→ **Short exercise**:
Using the data below, copy every line that contains the word "ASSESSMENT".

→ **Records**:
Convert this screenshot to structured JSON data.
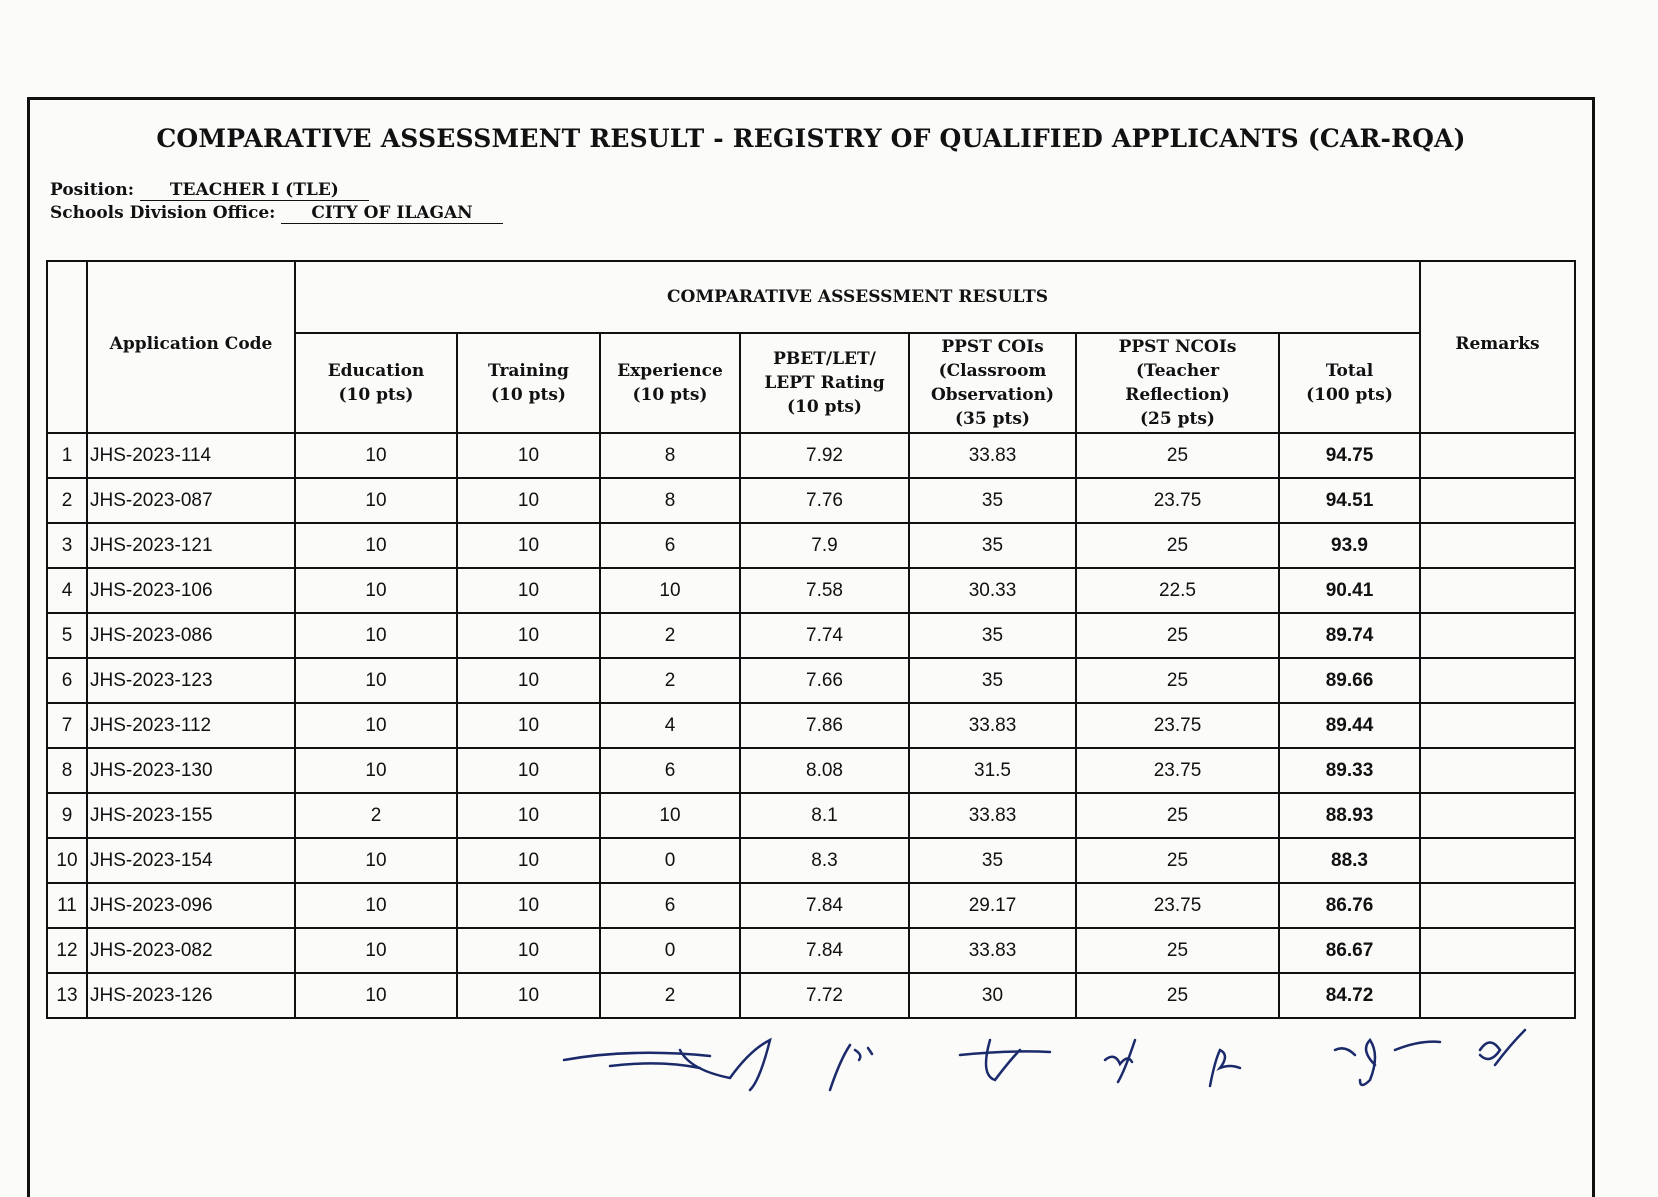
{
  "title": "COMPARATIVE ASSESSMENT RESULT - REGISTRY OF QUALIFIED APPLICANTS (CAR-RQA)",
  "position_label": "Position:",
  "position_value": "TEACHER I (TLE)",
  "sdo_label": "Schools Division Office:",
  "sdo_value": "CITY OF ILAGAN",
  "table": {
    "group_header": "COMPARATIVE ASSESSMENT RESULTS",
    "headers": {
      "code": "Application Code",
      "education": [
        "Education",
        "(10 pts)"
      ],
      "training": [
        "Training",
        "(10 pts)"
      ],
      "experience": [
        "Experience",
        "(10 pts)"
      ],
      "pbet": [
        "PBET/LET/",
        "LEPT Rating",
        "(10 pts)"
      ],
      "cois": [
        "PPST COIs",
        "(Classroom",
        "Observation)",
        "(35 pts)"
      ],
      "ncois": [
        "PPST NCOIs",
        "(Teacher",
        "Reflection)",
        "(25 pts)"
      ],
      "total": [
        "Total",
        "(100 pts)"
      ],
      "remarks": "Remarks"
    },
    "rows": [
      [
        "1",
        "JHS-2023-114",
        "10",
        "10",
        "8",
        "7.92",
        "33.83",
        "25",
        "94.75",
        ""
      ],
      [
        "2",
        "JHS-2023-087",
        "10",
        "10",
        "8",
        "7.76",
        "35",
        "23.75",
        "94.51",
        ""
      ],
      [
        "3",
        "JHS-2023-121",
        "10",
        "10",
        "6",
        "7.9",
        "35",
        "25",
        "93.9",
        ""
      ],
      [
        "4",
        "JHS-2023-106",
        "10",
        "10",
        "10",
        "7.58",
        "30.33",
        "22.5",
        "90.41",
        ""
      ],
      [
        "5",
        "JHS-2023-086",
        "10",
        "10",
        "2",
        "7.74",
        "35",
        "25",
        "89.74",
        ""
      ],
      [
        "6",
        "JHS-2023-123",
        "10",
        "10",
        "2",
        "7.66",
        "35",
        "25",
        "89.66",
        ""
      ],
      [
        "7",
        "JHS-2023-112",
        "10",
        "10",
        "4",
        "7.86",
        "33.83",
        "23.75",
        "89.44",
        ""
      ],
      [
        "8",
        "JHS-2023-130",
        "10",
        "10",
        "6",
        "8.08",
        "31.5",
        "23.75",
        "89.33",
        ""
      ],
      [
        "9",
        "JHS-2023-155",
        "2",
        "10",
        "10",
        "8.1",
        "33.83",
        "25",
        "88.93",
        ""
      ],
      [
        "10",
        "JHS-2023-154",
        "10",
        "10",
        "0",
        "8.3",
        "35",
        "25",
        "88.3",
        ""
      ],
      [
        "11",
        "JHS-2023-096",
        "10",
        "10",
        "6",
        "7.84",
        "29.17",
        "23.75",
        "86.76",
        ""
      ],
      [
        "12",
        "JHS-2023-082",
        "10",
        "10",
        "0",
        "7.84",
        "33.83",
        "25",
        "86.67",
        ""
      ],
      [
        "13",
        "JHS-2023-126",
        "10",
        "10",
        "2",
        "7.72",
        "30",
        "25",
        "84.72",
        ""
      ]
    ]
  }
}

→ **The response**:
  "title": "COMPARATIVE ASSESSMENT RESULT - REGISTRY OF QUALIFIED APPLICANTS (CAR-RQA)",
    "group_header": "COMPARATIVE ASSESSMENT RESULTS",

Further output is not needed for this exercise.